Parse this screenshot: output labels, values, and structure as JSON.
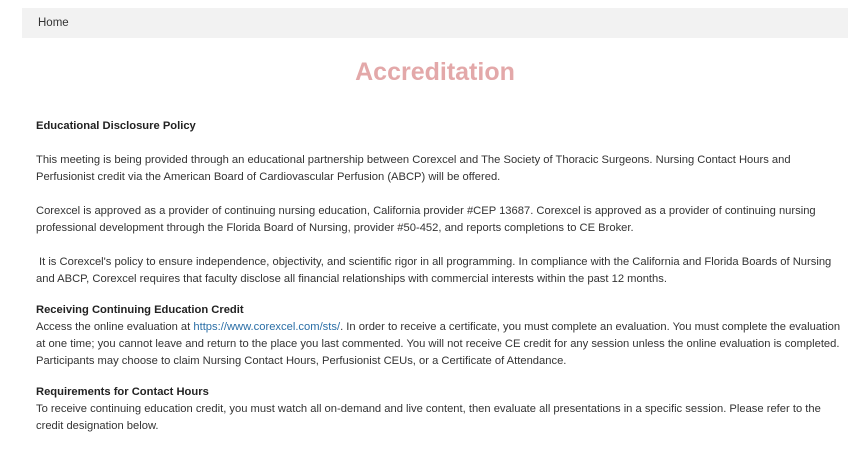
{
  "breadcrumb": {
    "home": "Home"
  },
  "page": {
    "title": "Accreditation"
  },
  "sections": {
    "disclosure": {
      "heading": "Educational Disclosure Policy",
      "p1": "This meeting is being provided through an educational partnership between Corexcel and The Society of Thoracic Surgeons. Nursing Contact Hours and Perfusionist credit via the American Board of Cardiovascular Perfusion (ABCP) will be offered.",
      "p2": "Corexcel is approved as a provider of continuing nursing education, California provider #CEP 13687. Corexcel is approved as a provider of continuing nursing professional development through the Florida Board of Nursing, provider #50-452, and reports completions to CE Broker.",
      "p3": "It is Corexcel's policy to ensure independence, objectivity, and scientific rigor in all programming. In compliance with the California and Florida Boards of Nursing and ABCP, Corexcel requires that faculty disclose all financial relationships with commercial interests within the past 12 months."
    },
    "receiving": {
      "heading": "Receiving Continuing Education Credit",
      "text_before_link": "Access the online evaluation at ",
      "link": "https://www.corexcel.com/sts/",
      "text_after_link": ". In order to receive a certificate, you must complete an evaluation. You must complete the evaluation at one time; you cannot leave and return to the place you last commented. You will not receive CE credit for any session unless the online evaluation is completed. Participants may choose to claim Nursing Contact Hours, Perfusionist CEUs, or a Certificate of Attendance."
    },
    "requirements": {
      "heading": "Requirements for Contact Hours",
      "p1": "To receive continuing education credit, you must watch all on-demand and live content, then evaluate all presentations in a specific session. Please refer to the credit designation below."
    }
  }
}
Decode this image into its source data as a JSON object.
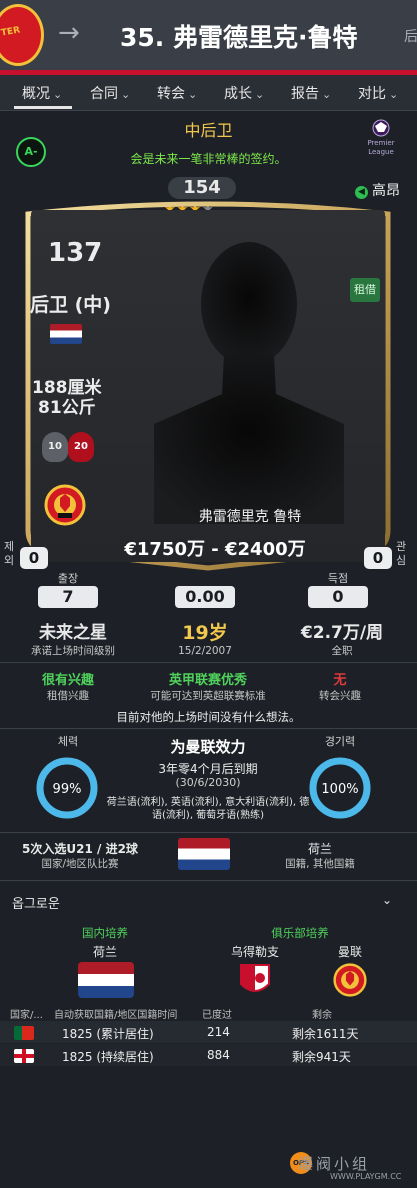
{
  "header": {
    "title": "35. 弗雷德里克·鲁特",
    "title_trunc": "后",
    "crest_text": "TER",
    "back_icon": "arrow-right-icon"
  },
  "tabs": [
    {
      "label": "概况"
    },
    {
      "label": "合同"
    },
    {
      "label": "转会"
    },
    {
      "label": "成长"
    },
    {
      "label": "报告"
    },
    {
      "label": "对比"
    }
  ],
  "profile": {
    "position_title": "中后卫",
    "grade": "A-",
    "recommendation": "会是未来一笔非常棒的签约。",
    "rating": "154",
    "stars": "★★★",
    "half_star": "★",
    "empty_star": "˙",
    "price_tag": "高昂",
    "price_icon": "arrow-left-icon"
  },
  "card": {
    "ca": "137",
    "position": "后卫 (中)",
    "height": "188厘米",
    "weight": "81公斤",
    "left_foot": "10",
    "right_foot": "20",
    "loan_badge": "租借",
    "name": "弗雷德里克 鲁特",
    "value": "€1750万 - €2400万"
  },
  "side": {
    "left_label": "제외",
    "left_value": "0",
    "right_label": "관심",
    "right_value": "0"
  },
  "stats": {
    "apps_label": "출장",
    "apps": "7",
    "avg_value": "0.00",
    "goals_label": "득점",
    "goals": "0",
    "status": "未来之星",
    "status_sub": "承诺上场时间级别",
    "age": "19岁",
    "dob": "15/2/2007",
    "wage": "€2.7万/周",
    "wage_sub": "全职"
  },
  "interest": {
    "loan_val": "很有兴趣",
    "loan_sub": "租借兴趣",
    "league_val": "英甲联赛优秀",
    "league_sub": "可能可达到英超联赛标准",
    "transfer_val": "无",
    "transfer_sub": "转会兴趣",
    "note": "目前对他的上场时间没有什么想法。"
  },
  "club": {
    "fitness_label": "체력",
    "fitness_pct": 99,
    "fitness_text": "99%",
    "sharp_label": "경기력",
    "sharp_pct": 100,
    "sharp_text": "100%",
    "playing_for": "为曼联效力",
    "contract": "3年零4个月后到期",
    "contract_date": "(30/6/2030)",
    "languages": "荷兰语(流利), 英语(流利), 意大利语(流利), 德语(流利), 葡萄牙语(熟练)",
    "intl": "5次入选U21 / 进2球",
    "intl_sub": "国家/地区队比赛",
    "nation": "荷兰",
    "nation_sub": "国籍, 其他国籍"
  },
  "background": {
    "section": "옵그로운",
    "home_grown_label": "国内培养",
    "home_nation": "荷兰",
    "club_grown_label": "俱乐部培养",
    "club1": "乌得勒支",
    "club2": "曼联",
    "cols": [
      "国家/...",
      "自动获取国籍/地区国籍时间",
      "已度过",
      "剩余"
    ],
    "rows": [
      {
        "flag": "portugal-flag-icon",
        "days": "1825 (累计居住)",
        "spent": "214",
        "remain": "剩余1611天"
      },
      {
        "flag": "england-flag-icon",
        "days": "1825 (持续居住)",
        "spent": "884",
        "remain": "剩余941天"
      }
    ]
  },
  "watermark": {
    "text": "爆阀小组",
    "url": "WWW.PLAYGM.CC",
    "logo": "OPS"
  },
  "colors": {
    "accent_gold": "#f2c94c",
    "green": "#50d15c",
    "red": "#c8102e",
    "ring_blue": "#4db8ea"
  }
}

# # #

Your objective:
Work out how many lines above contain the word "heading". Give only the number.

Finished exercise:
3